◆ **Data for this task**
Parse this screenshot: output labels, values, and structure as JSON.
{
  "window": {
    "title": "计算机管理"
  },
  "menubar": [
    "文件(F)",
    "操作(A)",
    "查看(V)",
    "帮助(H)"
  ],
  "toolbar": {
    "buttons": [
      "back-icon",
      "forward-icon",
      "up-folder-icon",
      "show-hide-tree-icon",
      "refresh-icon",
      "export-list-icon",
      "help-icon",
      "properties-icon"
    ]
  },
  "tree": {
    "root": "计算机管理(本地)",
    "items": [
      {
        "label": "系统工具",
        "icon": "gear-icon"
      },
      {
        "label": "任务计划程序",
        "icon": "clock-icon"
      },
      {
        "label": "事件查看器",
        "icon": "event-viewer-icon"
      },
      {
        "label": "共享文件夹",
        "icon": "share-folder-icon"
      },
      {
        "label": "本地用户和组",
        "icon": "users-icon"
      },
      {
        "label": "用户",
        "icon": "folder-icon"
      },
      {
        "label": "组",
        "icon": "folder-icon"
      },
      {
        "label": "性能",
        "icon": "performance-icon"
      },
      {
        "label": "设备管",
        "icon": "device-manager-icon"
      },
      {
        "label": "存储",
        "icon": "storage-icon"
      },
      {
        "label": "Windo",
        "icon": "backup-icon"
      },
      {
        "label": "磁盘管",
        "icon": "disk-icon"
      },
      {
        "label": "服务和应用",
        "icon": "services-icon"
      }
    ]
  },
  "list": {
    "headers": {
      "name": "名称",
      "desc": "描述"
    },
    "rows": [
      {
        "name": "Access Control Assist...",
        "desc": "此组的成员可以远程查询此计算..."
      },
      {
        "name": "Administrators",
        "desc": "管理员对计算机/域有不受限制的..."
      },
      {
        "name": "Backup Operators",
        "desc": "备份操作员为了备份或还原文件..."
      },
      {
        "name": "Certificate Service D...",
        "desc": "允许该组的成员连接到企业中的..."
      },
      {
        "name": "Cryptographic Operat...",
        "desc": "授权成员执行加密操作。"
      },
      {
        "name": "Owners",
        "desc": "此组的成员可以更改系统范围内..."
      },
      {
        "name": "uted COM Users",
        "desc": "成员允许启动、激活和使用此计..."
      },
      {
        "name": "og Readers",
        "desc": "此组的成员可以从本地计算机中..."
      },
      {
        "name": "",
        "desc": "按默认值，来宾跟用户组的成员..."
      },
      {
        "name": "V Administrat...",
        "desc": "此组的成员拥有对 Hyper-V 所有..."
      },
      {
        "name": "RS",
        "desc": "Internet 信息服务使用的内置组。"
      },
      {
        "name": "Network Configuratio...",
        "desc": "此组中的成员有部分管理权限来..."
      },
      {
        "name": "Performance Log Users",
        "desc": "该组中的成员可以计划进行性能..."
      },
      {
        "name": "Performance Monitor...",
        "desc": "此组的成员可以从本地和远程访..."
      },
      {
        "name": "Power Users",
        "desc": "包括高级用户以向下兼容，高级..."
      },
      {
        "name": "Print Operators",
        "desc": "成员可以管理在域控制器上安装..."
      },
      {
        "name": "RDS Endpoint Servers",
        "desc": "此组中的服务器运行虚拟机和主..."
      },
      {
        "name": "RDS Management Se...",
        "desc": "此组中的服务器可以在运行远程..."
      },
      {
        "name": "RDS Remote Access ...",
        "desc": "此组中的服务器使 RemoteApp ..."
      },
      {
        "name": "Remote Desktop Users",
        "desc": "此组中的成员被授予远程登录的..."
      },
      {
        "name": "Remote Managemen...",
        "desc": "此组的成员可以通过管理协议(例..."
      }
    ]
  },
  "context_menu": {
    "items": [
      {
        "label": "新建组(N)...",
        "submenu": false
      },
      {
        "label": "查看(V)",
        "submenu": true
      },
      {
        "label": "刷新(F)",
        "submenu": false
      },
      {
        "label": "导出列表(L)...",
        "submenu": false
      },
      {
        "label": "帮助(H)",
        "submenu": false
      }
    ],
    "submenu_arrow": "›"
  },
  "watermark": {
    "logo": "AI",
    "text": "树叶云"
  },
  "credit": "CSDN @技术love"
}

◆ **Written instruction**
Please set down each line of the records exactly as given.

◆ **Task result**
Parse this screenshot: output labels, values, and structure as JSON.
{
  "window": {
    "title": "计算机管理"
  },
  "menubar": [
    "文件(F)",
    "操作(A)",
    "查看(V)",
    "帮助(H)"
  ],
  "toolbar": {
    "buttons": [
      "back-icon",
      "forward-icon",
      "up-folder-icon",
      "show-hide-tree-icon",
      "refresh-icon",
      "export-list-icon",
      "help-icon",
      "properties-icon"
    ]
  },
  "tree": {
    "root": "计算机管理(本地)",
    "items": [
      {
        "label": "系统工具",
        "icon": "gear-icon"
      },
      {
        "label": "任务计划程序",
        "icon": "clock-icon"
      },
      {
        "label": "事件查看器",
        "icon": "event-viewer-icon"
      },
      {
        "label": "共享文件夹",
        "icon": "share-folder-icon"
      },
      {
        "label": "本地用户和组",
        "icon": "users-icon"
      },
      {
        "label": "用户",
        "icon": "folder-icon"
      },
      {
        "label": "组",
        "icon": "folder-icon"
      },
      {
        "label": "性能",
        "icon": "performance-icon"
      },
      {
        "label": "设备管",
        "icon": "device-manager-icon"
      },
      {
        "label": "存储",
        "icon": "storage-icon"
      },
      {
        "label": "Windo",
        "icon": "backup-icon"
      },
      {
        "label": "磁盘管",
        "icon": "disk-icon"
      },
      {
        "label": "服务和应用",
        "icon": "services-icon"
      }
    ]
  },
  "list": {
    "headers": {
      "name": "名称",
      "desc": "描述"
    },
    "rows": [
      {
        "name": "Access Control Assist...",
        "desc": "此组的成员可以远程查询此计算..."
      },
      {
        "name": "Administrators",
        "desc": "管理员对计算机/域有不受限制的..."
      },
      {
        "name": "Backup Operators",
        "desc": "备份操作员为了备份或还原文件..."
      },
      {
        "name": "Certificate Service D...",
        "desc": "允许该组的成员连接到企业中的..."
      },
      {
        "name": "Cryptographic Operat...",
        "desc": "授权成员执行加密操作。"
      },
      {
        "name": "Owners",
        "desc": "此组的成员可以更改系统范围内..."
      },
      {
        "name": "uted COM Users",
        "desc": "成员允许启动、激活和使用此计..."
      },
      {
        "name": "og Readers",
        "desc": "此组的成员可以从本地计算机中..."
      },
      {
        "name": "",
        "desc": "按默认值，来宾跟用户组的成员..."
      },
      {
        "name": "V Administrat...",
        "desc": "此组的成员拥有对 Hyper-V 所有..."
      },
      {
        "name": "RS",
        "desc": "Internet 信息服务使用的内置组。"
      },
      {
        "name": "Network Configuratio...",
        "desc": "此组中的成员有部分管理权限来..."
      },
      {
        "name": "Performance Log Users",
        "desc": "该组中的成员可以计划进行性能..."
      },
      {
        "name": "Performance Monitor...",
        "desc": "此组的成员可以从本地和远程访..."
      },
      {
        "name": "Power Users",
        "desc": "包括高级用户以向下兼容，高级..."
      },
      {
        "name": "Print Operators",
        "desc": "成员可以管理在域控制器上安装..."
      },
      {
        "name": "RDS Endpoint Servers",
        "desc": "此组中的服务器运行虚拟机和主..."
      },
      {
        "name": "RDS Management Se...",
        "desc": "此组中的服务器可以在运行远程..."
      },
      {
        "name": "RDS Remote Access ...",
        "desc": "此组中的服务器使 RemoteApp ..."
      },
      {
        "name": "Remote Desktop Users",
        "desc": "此组中的成员被授予远程登录的..."
      },
      {
        "name": "Remote Managemen...",
        "desc": "此组的成员可以通过管理协议(例..."
      }
    ]
  },
  "context_menu": {
    "items": [
      {
        "label": "新建组(N)...",
        "submenu": false
      },
      {
        "label": "查看(V)",
        "submenu": true
      },
      {
        "label": "刷新(F)",
        "submenu": false
      },
      {
        "label": "导出列表(L)...",
        "submenu": false
      },
      {
        "label": "帮助(H)",
        "submenu": false
      }
    ],
    "submenu_arrow": "›"
  },
  "watermark": {
    "logo": "AI",
    "text": "树叶云"
  },
  "credit": "CSDN @技术love"
}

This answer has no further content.